** Begin **

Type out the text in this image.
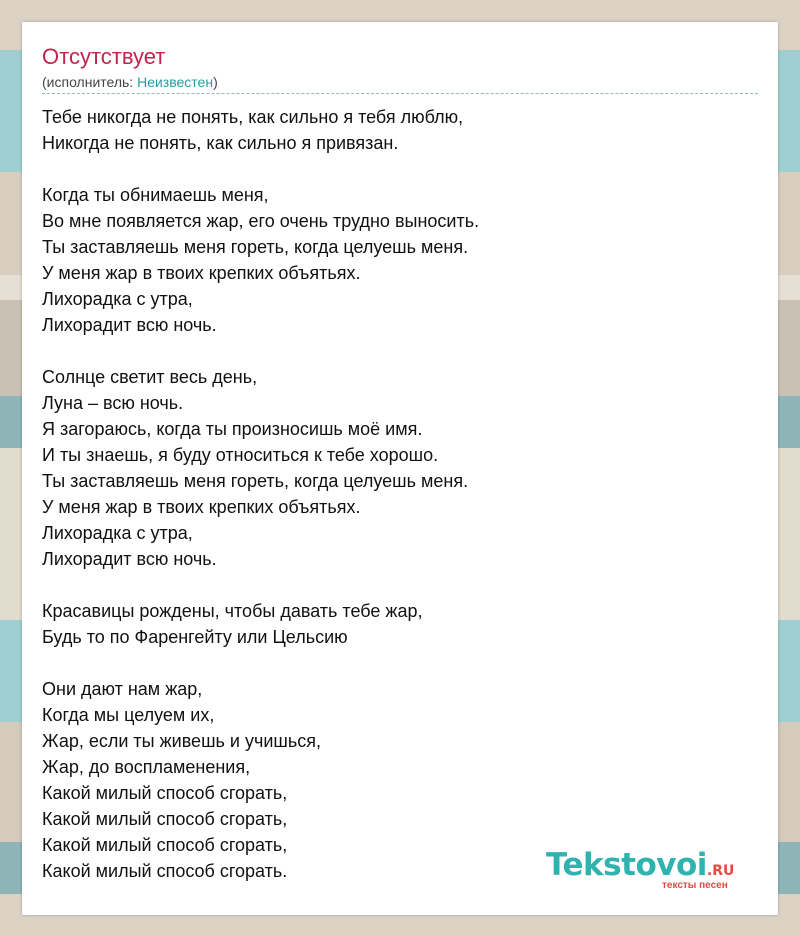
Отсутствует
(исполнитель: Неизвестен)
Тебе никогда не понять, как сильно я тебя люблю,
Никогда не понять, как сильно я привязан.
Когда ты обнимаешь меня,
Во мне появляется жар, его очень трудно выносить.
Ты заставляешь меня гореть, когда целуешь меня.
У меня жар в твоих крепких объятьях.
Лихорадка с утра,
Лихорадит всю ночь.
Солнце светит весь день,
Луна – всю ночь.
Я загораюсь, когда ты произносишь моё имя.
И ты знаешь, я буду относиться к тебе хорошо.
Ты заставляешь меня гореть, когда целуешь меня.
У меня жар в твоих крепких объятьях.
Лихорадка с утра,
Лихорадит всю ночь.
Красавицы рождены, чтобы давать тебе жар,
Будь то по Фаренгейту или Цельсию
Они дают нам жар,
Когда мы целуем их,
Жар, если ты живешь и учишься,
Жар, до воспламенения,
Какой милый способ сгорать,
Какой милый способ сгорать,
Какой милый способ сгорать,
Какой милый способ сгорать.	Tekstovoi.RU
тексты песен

** End **

■ GIVEN TASK ■
Retype the whole listing, keeping every line identical and omitting all pictures.

■ TASK RESULT ■
Type out the text in this image.
Отсутствует
(исполнитель: Неизвестен)
Тебе никогда не понять, как сильно я тебя люблю,
Никогда не понять, как сильно я привязан.
Когда ты обнимаешь меня,
Во мне появляется жар, его очень трудно выносить.
Ты заставляешь меня гореть, когда целуешь меня.
У меня жар в твоих крепких объятьях.
Лихорадка с утра,
Лихорадит всю ночь.
Солнце светит весь день,
Луна – всю ночь.
Я загораюсь, когда ты произносишь моё имя.
И ты знаешь, я буду относиться к тебе хорошо.
Ты заставляешь меня гореть, когда целуешь меня.
У меня жар в твоих крепких объятьях.
Лихорадка с утра,
Лихорадит всю ночь.
Красавицы рождены, чтобы давать тебе жар,
Будь то по Фаренгейту или Цельсию
Они дают нам жар,
Когда мы целуем их,
Жар, если ты живешь и учишься,
Жар, до воспламенения,
Какой милый способ сгорать,
Какой милый способ сгорать,
Какой милый способ сгорать,
Какой милый способ сгорать.	Tekstovoi.RU
тексты песен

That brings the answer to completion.